* What is expected: Copy the lines that follow, keeping every character the same.

[Collected data]
┌────────
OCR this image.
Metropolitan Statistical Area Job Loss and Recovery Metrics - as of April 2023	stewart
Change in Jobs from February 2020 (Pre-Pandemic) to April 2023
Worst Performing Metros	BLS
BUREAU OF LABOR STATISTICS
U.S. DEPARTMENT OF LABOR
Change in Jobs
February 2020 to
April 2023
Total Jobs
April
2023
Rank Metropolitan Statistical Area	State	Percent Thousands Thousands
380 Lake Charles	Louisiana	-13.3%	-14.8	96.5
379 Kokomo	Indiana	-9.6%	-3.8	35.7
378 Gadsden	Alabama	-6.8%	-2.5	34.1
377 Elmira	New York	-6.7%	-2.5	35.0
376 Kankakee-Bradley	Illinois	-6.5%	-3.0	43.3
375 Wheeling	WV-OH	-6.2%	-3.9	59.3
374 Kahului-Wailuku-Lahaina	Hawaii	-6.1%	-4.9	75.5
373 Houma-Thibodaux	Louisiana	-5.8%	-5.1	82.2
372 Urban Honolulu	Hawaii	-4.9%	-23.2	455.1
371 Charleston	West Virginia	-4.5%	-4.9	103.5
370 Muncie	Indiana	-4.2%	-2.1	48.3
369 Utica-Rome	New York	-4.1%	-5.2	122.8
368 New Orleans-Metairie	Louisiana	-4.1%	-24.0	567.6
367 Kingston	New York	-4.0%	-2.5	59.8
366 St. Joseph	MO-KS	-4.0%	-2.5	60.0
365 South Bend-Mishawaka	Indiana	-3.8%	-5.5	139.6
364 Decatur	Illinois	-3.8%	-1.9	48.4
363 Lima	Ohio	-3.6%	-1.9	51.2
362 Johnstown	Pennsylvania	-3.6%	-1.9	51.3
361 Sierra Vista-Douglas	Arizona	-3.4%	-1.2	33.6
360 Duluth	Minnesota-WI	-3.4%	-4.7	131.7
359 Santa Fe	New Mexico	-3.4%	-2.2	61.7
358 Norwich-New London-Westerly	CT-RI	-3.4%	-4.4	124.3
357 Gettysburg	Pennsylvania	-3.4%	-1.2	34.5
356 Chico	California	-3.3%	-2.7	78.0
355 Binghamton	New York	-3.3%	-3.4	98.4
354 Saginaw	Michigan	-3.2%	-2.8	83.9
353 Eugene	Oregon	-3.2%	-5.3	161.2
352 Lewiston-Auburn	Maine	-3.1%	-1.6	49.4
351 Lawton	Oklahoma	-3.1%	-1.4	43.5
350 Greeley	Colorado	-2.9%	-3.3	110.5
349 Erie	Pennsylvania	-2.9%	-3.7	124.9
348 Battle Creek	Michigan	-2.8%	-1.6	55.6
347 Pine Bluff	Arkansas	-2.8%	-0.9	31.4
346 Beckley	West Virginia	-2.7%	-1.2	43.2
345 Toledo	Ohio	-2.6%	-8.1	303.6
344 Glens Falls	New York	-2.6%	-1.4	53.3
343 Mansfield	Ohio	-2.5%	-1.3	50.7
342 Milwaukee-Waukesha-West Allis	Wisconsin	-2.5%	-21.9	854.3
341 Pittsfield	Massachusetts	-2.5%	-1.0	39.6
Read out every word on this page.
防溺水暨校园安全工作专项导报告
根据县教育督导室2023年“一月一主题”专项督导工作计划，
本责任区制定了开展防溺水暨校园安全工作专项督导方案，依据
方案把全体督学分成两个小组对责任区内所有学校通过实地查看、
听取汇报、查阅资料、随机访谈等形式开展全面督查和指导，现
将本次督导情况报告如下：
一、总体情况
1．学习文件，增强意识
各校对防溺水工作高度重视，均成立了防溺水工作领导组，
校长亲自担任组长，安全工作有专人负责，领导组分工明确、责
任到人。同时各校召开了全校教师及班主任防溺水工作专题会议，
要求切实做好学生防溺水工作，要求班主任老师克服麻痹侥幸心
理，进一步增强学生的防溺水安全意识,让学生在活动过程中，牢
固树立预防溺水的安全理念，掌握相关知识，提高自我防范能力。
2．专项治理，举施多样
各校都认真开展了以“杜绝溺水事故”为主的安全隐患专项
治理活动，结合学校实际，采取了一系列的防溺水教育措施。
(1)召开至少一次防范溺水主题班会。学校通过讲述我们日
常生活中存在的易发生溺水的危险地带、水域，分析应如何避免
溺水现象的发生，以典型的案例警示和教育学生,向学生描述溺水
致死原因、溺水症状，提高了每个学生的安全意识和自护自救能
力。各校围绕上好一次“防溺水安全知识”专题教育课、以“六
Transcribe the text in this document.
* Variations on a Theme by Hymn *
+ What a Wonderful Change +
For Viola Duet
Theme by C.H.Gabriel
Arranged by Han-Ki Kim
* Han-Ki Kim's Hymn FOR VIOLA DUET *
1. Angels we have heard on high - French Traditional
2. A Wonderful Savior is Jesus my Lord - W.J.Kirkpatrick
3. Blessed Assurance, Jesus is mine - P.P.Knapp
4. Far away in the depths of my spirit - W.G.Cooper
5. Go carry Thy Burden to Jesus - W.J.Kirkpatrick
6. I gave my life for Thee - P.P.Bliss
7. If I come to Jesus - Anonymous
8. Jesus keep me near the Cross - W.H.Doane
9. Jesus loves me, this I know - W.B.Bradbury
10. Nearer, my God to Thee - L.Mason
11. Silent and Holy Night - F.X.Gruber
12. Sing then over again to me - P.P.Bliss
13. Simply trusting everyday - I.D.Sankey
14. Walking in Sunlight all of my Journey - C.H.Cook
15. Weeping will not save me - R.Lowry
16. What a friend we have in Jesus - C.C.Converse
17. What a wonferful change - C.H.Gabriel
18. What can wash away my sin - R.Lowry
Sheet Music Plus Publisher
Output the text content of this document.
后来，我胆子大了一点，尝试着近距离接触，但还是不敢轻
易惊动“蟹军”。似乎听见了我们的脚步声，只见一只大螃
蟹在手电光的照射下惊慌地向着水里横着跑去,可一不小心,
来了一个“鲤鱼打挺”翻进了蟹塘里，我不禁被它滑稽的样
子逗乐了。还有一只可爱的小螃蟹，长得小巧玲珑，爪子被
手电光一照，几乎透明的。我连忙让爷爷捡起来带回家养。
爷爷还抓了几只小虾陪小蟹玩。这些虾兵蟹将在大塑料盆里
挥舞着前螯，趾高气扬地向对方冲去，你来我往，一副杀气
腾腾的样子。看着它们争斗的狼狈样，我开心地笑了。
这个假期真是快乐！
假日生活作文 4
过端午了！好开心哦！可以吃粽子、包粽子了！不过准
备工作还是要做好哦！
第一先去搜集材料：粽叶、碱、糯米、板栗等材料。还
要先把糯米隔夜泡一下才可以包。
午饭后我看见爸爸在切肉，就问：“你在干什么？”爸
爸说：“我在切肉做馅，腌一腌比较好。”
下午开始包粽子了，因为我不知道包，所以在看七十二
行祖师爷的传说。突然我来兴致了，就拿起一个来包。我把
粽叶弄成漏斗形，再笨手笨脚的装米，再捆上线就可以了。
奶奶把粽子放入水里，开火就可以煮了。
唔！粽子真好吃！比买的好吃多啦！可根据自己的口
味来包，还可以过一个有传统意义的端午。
└────────
* Task answer:
OCR this image.
Metropolitan Statistical Area Job Loss and Recovery Metrics - as of April 2023	stewart
Change in Jobs from February 2020 (Pre-Pandemic) to April 2023
Worst Performing Metros	BLS
BUREAU OF LABOR STATISTICS
U.S. DEPARTMENT OF LABOR
Change in Jobs
February 2020 to
April 2023
Total Jobs
April
2023
Rank Metropolitan Statistical Area	State	Percent Thousands Thousands
380 Lake Charles	Louisiana	-13.3%	-14.8	96.5
379 Kokomo	Indiana	-9.6%	-3.8	35.7
378 Gadsden	Alabama	-6.8%	-2.5	34.1
377 Elmira	New York	-6.7%	-2.5	35.0
376 Kankakee-Bradley	Illinois	-6.5%	-3.0	43.3
375 Wheeling	WV-OH	-6.2%	-3.9	59.3
374 Kahului-Wailuku-Lahaina	Hawaii	-6.1%	-4.9	75.5
373 Houma-Thibodaux	Louisiana	-5.8%	-5.1	82.2
372 Urban Honolulu	Hawaii	-4.9%	-23.2	455.1
371 Charleston	West Virginia	-4.5%	-4.9	103.5
370 Muncie	Indiana	-4.2%	-2.1	48.3
369 Utica-Rome	New York	-4.1%	-5.2	122.8
368 New Orleans-Metairie	Louisiana	-4.1%	-24.0	567.6
367 Kingston	New York	-4.0%	-2.5	59.8
366 St. Joseph	MO-KS	-4.0%	-2.5	60.0
365 South Bend-Mishawaka	Indiana	-3.8%	-5.5	139.6
364 Decatur	Illinois	-3.8%	-1.9	48.4
363 Lima	Ohio	-3.6%	-1.9	51.2
362 Johnstown	Pennsylvania	-3.6%	-1.9	51.3
361 Sierra Vista-Douglas	Arizona	-3.4%	-1.2	33.6
360 Duluth	Minnesota-WI	-3.4%	-4.7	131.7
359 Santa Fe	New Mexico	-3.4%	-2.2	61.7
358 Norwich-New London-Westerly	CT-RI	-3.4%	-4.4	124.3
357 Gettysburg	Pennsylvania	-3.4%	-1.2	34.5
356 Chico	California	-3.3%	-2.7	78.0
355 Binghamton	New York	-3.3%	-3.4	98.4
354 Saginaw	Michigan	-3.2%	-2.8	83.9
353 Eugene	Oregon	-3.2%	-5.3	161.2
352 Lewiston-Auburn	Maine	-3.1%	-1.6	49.4
351 Lawton	Oklahoma	-3.1%	-1.4	43.5
350 Greeley	Colorado	-2.9%	-3.3	110.5
349 Erie	Pennsylvania	-2.9%	-3.7	124.9
348 Battle Creek	Michigan	-2.8%	-1.6	55.6
347 Pine Bluff	Arkansas	-2.8%	-0.9	31.4
346 Beckley	West Virginia	-2.7%	-1.2	43.2
345 Toledo	Ohio	-2.6%	-8.1	303.6
344 Glens Falls	New York	-2.6%	-1.4	53.3
343 Mansfield	Ohio	-2.5%	-1.3	50.7
342 Milwaukee-Waukesha-West Allis	Wisconsin	-2.5%	-21.9	854.3
341 Pittsfield	Massachusetts	-2.5%	-1.0	39.6
Read out every word on this page.
防溺水暨校园安全工作专项导报告
根据县教育督导室2023年“一月一主题”专项督导工作计划，
本责任区制定了开展防溺水暨校园安全工作专项督导方案，依据
方案把全体督学分成两个小组对责任区内所有学校通过实地查看、
听取汇报、查阅资料、随机访谈等形式开展全面督查和指导，现
将本次督导情况报告如下：
一、总体情况
1．学习文件，增强意识
各校对防溺水工作高度重视，均成立了防溺水工作领导组，
校长亲自担任组长，安全工作有专人负责，领导组分工明确、责
任到人。同时各校召开了全校教师及班主任防溺水工作专题会议，
要求切实做好学生防溺水工作，要求班主任老师克服麻痹侥幸心
理，进一步增强学生的防溺水安全意识,让学生在活动过程中，牢
固树立预防溺水的安全理念，掌握相关知识，提高自我防范能力。
2．专项治理，举施多样
各校都认真开展了以“杜绝溺水事故”为主的安全隐患专项
治理活动，结合学校实际，采取了一系列的防溺水教育措施。
(1)召开至少一次防范溺水主题班会。学校通过讲述我们日
常生活中存在的易发生溺水的危险地带、水域，分析应如何避免
溺水现象的发生，以典型的案例警示和教育学生,向学生描述溺水
致死原因、溺水症状，提高了每个学生的安全意识和自护自救能
力。各校围绕上好一次“防溺水安全知识”专题教育课、以“六
Transcribe the text in this document.
* Variations on a Theme by Hymn *
+ What a Wonderful Change +
For Viola Duet
Theme by C.H.Gabriel
Arranged by Han-Ki Kim
* Han-Ki Kim's Hymn FOR VIOLA DUET *
1. Angels we have heard on high - French Traditional
2. A Wonderful Savior is Jesus my Lord - W.J.Kirkpatrick
3. Blessed Assurance, Jesus is mine - P.P.Knapp
4. Far away in the depths of my spirit - W.G.Cooper
5. Go carry Thy Burden to Jesus - W.J.Kirkpatrick
6. I gave my life for Thee - P.P.Bliss
7. If I come to Jesus - Anonymous
8. Jesus keep me near the Cross - W.H.Doane
9. Jesus loves me, this I know - W.B.Bradbury
10. Nearer, my God to Thee - L.Mason
11. Silent and Holy Night - F.X.Gruber
12. Sing then over again to me - P.P.Bliss
13. Simply trusting everyday - I.D.Sankey
14. Walking in Sunlight all of my Journey - C.H.Cook
15. Weeping will not save me - R.Lowry
16. What a friend we have in Jesus - C.C.Converse
17. What a wonferful change - C.H.Gabriel
18. What can wash away my sin - R.Lowry
Sheet Music Plus Publisher
Output the text content of this document.
后来，我胆子大了一点，尝试着近距离接触，但还是不敢轻
易惊动“蟹军”。似乎听见了我们的脚步声，只见一只大螃
蟹在手电光的照射下惊慌地向着水里横着跑去,可一不小心,
来了一个“鲤鱼打挺”翻进了蟹塘里，我不禁被它滑稽的样
子逗乐了。还有一只可爱的小螃蟹，长得小巧玲珑，爪子被
手电光一照，几乎透明的。我连忙让爷爷捡起来带回家养。
爷爷还抓了几只小虾陪小蟹玩。这些虾兵蟹将在大塑料盆里
挥舞着前螯，趾高气扬地向对方冲去，你来我往，一副杀气
腾腾的样子。看着它们争斗的狼狈样，我开心地笑了。
这个假期真是快乐！
假日生活作文 4
过端午了！好开心哦！可以吃粽子、包粽子了！不过准
备工作还是要做好哦！
第一先去搜集材料：粽叶、碱、糯米、板栗等材料。还
要先把糯米隔夜泡一下才可以包。
午饭后我看见爸爸在切肉，就问：“你在干什么？”爸
爸说：“我在切肉做馅，腌一腌比较好。”
下午开始包粽子了，因为我不知道包，所以在看七十二
行祖师爷的传说。突然我来兴致了，就拿起一个来包。我把
粽叶弄成漏斗形，再笨手笨脚的装米，再捆上线就可以了。
奶奶把粽子放入水里，开火就可以煮了。
唔！粽子真好吃！比买的好吃多啦！可根据自己的口
味来包，还可以过一个有传统意义的端午。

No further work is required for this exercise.